## Task to carry out
Render the material from its first line through the line containing "title-bar: 迁移系统到固态磁盘 ✕: [1, 1, 649, 35]" as a Markdown table with the columns Row and Entry, one numbered row per line, leaving out blank lines.

## Information given
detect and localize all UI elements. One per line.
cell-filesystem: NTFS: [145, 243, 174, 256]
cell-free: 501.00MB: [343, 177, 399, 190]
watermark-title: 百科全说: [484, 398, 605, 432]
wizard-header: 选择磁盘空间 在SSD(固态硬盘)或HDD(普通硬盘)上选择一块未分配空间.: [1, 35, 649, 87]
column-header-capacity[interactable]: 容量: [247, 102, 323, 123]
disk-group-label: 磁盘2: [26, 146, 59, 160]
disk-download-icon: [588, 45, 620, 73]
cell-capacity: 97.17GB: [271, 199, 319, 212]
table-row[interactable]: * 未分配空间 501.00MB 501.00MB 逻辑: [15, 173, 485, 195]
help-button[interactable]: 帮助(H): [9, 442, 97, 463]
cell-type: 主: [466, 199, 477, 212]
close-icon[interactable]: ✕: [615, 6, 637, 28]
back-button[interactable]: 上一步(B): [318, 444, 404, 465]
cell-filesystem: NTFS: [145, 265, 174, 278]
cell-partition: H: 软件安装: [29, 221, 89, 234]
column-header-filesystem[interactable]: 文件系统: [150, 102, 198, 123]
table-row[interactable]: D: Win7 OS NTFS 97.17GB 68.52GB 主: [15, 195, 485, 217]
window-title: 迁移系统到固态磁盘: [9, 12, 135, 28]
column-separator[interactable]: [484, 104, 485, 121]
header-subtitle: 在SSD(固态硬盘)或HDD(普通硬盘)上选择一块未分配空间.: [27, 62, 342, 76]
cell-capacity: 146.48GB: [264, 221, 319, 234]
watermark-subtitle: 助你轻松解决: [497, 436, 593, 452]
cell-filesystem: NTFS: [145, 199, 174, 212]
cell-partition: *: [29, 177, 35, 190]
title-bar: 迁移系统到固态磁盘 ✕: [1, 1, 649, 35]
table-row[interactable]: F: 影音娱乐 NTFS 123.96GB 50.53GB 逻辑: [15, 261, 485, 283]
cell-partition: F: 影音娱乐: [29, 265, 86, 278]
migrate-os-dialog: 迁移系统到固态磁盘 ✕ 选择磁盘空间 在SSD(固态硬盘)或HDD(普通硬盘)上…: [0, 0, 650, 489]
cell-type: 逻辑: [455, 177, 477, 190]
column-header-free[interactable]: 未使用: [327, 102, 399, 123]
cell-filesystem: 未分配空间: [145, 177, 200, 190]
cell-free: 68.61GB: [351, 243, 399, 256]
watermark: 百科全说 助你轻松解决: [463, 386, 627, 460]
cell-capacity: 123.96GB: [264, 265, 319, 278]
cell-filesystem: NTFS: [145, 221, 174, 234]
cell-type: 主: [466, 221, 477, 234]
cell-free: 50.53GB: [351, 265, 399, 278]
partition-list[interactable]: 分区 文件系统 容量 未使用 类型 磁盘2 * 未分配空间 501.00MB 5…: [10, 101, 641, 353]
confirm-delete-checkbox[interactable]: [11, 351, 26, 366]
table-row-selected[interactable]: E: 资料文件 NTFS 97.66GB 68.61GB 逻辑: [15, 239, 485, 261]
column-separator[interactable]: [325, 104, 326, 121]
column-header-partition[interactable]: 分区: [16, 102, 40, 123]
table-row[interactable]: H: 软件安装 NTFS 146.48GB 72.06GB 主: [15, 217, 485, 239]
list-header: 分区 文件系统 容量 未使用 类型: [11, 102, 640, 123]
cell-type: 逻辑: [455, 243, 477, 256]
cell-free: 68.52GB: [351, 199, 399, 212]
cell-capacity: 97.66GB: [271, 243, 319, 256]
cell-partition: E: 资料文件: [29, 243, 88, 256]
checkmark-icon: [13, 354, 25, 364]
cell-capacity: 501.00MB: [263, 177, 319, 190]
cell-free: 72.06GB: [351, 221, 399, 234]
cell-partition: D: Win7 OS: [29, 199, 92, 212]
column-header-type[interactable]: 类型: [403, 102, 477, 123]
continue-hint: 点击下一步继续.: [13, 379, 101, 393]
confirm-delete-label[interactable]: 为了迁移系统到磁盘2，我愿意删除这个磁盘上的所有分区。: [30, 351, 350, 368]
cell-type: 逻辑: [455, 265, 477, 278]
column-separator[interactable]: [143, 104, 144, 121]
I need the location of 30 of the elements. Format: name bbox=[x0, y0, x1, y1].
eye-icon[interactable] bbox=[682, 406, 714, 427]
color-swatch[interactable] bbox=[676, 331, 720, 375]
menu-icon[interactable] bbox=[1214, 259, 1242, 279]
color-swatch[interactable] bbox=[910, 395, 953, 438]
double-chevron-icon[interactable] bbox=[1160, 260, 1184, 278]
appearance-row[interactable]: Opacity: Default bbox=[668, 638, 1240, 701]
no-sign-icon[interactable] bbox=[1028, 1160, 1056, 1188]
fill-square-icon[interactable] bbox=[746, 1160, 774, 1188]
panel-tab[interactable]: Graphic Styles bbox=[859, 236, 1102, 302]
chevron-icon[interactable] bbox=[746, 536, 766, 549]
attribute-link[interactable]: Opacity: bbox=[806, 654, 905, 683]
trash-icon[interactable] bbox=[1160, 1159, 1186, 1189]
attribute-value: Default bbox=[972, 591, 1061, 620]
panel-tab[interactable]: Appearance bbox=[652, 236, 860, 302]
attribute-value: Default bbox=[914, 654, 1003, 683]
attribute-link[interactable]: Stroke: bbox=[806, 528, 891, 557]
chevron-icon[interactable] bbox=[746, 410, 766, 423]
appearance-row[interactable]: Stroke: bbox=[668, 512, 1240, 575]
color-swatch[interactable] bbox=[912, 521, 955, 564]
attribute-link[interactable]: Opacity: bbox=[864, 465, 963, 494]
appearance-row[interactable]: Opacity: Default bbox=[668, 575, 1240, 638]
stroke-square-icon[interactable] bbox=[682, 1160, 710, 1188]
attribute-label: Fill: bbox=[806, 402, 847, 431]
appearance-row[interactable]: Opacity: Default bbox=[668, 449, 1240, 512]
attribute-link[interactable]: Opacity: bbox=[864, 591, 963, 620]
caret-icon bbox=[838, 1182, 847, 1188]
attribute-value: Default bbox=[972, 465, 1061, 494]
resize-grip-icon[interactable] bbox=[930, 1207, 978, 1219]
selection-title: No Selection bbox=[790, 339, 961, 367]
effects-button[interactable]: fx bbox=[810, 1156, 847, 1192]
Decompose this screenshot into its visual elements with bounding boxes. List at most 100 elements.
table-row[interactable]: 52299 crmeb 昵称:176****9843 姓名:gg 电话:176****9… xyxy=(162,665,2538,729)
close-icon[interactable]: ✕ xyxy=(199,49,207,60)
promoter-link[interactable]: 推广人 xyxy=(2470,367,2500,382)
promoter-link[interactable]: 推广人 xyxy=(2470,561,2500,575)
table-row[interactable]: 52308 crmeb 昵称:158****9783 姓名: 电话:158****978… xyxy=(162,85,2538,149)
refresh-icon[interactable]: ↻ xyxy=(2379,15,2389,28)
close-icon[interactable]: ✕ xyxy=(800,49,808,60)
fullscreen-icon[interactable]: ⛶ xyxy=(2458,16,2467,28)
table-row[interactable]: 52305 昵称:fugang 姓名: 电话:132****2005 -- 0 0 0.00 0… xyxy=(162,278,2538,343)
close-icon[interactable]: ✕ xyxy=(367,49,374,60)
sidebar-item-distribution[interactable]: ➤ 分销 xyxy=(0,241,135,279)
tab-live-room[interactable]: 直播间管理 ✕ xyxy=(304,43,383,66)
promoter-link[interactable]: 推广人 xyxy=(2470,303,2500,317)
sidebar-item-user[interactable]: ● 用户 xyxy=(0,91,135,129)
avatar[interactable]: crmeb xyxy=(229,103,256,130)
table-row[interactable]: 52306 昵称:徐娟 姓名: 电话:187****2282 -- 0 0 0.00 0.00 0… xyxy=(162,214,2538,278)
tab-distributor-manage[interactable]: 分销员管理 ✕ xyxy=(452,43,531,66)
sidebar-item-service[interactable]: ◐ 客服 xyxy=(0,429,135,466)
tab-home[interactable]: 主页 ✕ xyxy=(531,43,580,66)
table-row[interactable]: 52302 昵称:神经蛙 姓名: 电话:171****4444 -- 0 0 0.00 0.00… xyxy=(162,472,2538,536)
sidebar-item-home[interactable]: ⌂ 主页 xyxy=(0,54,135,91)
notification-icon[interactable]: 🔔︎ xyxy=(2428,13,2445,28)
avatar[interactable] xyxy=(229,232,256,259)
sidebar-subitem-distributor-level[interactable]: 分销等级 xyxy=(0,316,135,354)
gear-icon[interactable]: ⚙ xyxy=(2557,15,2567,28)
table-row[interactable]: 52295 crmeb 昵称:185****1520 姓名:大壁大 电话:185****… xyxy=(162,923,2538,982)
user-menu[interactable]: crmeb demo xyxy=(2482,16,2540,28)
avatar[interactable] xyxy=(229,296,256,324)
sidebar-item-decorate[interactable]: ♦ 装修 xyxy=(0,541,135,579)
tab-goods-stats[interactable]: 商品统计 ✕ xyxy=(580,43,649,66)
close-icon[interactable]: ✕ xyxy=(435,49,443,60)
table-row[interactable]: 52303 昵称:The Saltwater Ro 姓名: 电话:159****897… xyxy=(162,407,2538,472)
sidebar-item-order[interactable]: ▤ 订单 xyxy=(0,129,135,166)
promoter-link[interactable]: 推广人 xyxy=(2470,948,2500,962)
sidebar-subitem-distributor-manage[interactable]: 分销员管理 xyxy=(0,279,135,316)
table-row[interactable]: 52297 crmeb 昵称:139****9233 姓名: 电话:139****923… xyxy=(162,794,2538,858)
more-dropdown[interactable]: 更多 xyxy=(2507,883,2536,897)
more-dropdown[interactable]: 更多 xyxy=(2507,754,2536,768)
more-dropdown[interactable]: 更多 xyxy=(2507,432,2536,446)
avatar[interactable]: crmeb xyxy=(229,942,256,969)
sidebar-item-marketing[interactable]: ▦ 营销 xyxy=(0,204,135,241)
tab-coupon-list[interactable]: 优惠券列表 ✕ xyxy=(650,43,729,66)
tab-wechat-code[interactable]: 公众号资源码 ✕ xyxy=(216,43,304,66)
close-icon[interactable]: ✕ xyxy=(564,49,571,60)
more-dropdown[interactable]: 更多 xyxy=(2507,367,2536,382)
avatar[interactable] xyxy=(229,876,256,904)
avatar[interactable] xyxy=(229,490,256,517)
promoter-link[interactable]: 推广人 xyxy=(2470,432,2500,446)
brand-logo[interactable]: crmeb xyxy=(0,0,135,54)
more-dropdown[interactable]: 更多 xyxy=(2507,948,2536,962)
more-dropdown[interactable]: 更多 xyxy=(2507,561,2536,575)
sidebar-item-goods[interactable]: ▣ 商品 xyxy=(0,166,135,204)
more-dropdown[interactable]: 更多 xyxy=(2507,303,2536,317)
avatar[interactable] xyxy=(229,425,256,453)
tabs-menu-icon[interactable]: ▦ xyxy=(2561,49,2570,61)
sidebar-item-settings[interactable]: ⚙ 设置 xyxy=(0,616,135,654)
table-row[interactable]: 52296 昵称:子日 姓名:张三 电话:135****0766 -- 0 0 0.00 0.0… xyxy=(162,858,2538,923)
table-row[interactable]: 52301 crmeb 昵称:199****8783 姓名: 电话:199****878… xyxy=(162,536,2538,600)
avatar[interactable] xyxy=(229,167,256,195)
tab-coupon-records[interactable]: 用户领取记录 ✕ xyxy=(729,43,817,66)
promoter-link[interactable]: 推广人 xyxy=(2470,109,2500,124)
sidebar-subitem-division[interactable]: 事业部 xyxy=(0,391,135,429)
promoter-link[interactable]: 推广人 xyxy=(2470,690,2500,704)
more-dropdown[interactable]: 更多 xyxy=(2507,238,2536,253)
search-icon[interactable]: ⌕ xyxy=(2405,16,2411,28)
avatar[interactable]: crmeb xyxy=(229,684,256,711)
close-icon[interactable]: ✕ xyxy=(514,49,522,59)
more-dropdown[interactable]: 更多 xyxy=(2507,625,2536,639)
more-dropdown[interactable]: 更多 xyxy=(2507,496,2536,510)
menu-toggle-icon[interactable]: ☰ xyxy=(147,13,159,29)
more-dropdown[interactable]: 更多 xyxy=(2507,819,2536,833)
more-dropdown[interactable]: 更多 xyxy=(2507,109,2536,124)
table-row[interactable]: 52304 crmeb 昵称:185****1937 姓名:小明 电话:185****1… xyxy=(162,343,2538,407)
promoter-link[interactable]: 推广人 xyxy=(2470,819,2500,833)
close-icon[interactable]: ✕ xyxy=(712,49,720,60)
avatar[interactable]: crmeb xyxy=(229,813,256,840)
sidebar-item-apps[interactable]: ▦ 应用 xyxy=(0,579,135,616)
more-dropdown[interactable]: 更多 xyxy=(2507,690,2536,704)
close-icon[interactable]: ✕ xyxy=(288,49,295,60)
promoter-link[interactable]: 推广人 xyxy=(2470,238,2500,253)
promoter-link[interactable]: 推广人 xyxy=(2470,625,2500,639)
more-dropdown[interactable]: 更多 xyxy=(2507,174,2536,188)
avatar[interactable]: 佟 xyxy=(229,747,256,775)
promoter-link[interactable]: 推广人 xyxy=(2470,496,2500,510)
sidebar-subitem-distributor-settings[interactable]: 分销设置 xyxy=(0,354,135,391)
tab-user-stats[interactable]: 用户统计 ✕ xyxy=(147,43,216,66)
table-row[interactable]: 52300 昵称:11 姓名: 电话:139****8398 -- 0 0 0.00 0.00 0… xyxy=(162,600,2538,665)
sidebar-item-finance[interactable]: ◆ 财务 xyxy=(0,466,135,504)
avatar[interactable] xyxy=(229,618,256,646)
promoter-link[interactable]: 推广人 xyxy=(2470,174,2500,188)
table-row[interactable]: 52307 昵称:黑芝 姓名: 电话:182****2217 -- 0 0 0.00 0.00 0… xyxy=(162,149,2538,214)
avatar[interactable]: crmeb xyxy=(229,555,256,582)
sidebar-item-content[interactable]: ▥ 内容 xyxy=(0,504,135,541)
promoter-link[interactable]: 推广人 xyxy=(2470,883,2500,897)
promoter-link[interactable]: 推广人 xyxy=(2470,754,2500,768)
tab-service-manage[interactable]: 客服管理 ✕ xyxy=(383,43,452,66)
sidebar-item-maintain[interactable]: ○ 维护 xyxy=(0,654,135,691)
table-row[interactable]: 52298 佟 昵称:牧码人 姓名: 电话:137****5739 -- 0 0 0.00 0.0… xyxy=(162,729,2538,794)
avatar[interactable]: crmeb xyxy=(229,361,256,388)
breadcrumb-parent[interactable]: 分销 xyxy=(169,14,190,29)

## Reply
| Row | Entry |
|---|---|
| 1 | detect and localize all UI elements. One per line. |
| 2 | cell-filesystem: NTFS: [145, 243, 174, 256] |
| 3 | cell-free: 501.00MB: [343, 177, 399, 190] |
| 4 | watermark-title: 百科全说: [484, 398, 605, 432] |
| 5 | wizard-header: 选择磁盘空间 在SSD(固态硬盘)或HDD(普通硬盘)上选择一块未分配空间.: [1, 35, 649, 87] |
| 6 | column-header-capacity[interactable]: 容量: [247, 102, 323, 123] |
| 7 | disk-group-label: 磁盘2: [26, 146, 59, 160] |
| 8 | disk-download-icon: [588, 45, 620, 73] |
| 9 | cell-capacity: 97.17GB: [271, 199, 319, 212] |
| 10 | table-row[interactable]: * 未分配空间 501.00MB 501.00MB 逻辑: [15, 173, 485, 195] |
| 11 | help-button[interactable]: 帮助(H): [9, 442, 97, 463] |
| 12 | cell-type: 主: [466, 199, 477, 212] |
| 13 | close-icon[interactable]: ✕: [615, 6, 637, 28] |
| 14 | back-button[interactable]: 上一步(B): [318, 444, 404, 465] |
| 15 | cell-filesystem: NTFS: [145, 265, 174, 278] |
| 16 | cell-partition: H: 软件安装: [29, 221, 89, 234] |
| 17 | column-header-filesystem[interactable]: 文件系统: [150, 102, 198, 123] |
| 18 | table-row[interactable]: D: Win7 OS NTFS 97.17GB 68.52GB 主: [15, 195, 485, 217] |
| 19 | window-title: 迁移系统到固态磁盘: [9, 12, 135, 28] |
| 20 | column-separator[interactable]: [484, 104, 485, 121] |
| 21 | header-subtitle: 在SSD(固态硬盘)或HDD(普通硬盘)上选择一块未分配空间.: [27, 62, 342, 76] |
| 22 | cell-capacity: 146.48GB: [264, 221, 319, 234] |
| 23 | watermark-subtitle: 助你轻松解决: [497, 436, 593, 452] |
| 24 | cell-filesystem: NTFS: [145, 199, 174, 212] |
| 25 | cell-partition: *: [29, 177, 35, 190] |
| 26 | title-bar: 迁移系统到固态磁盘 ✕: [1, 1, 649, 35] |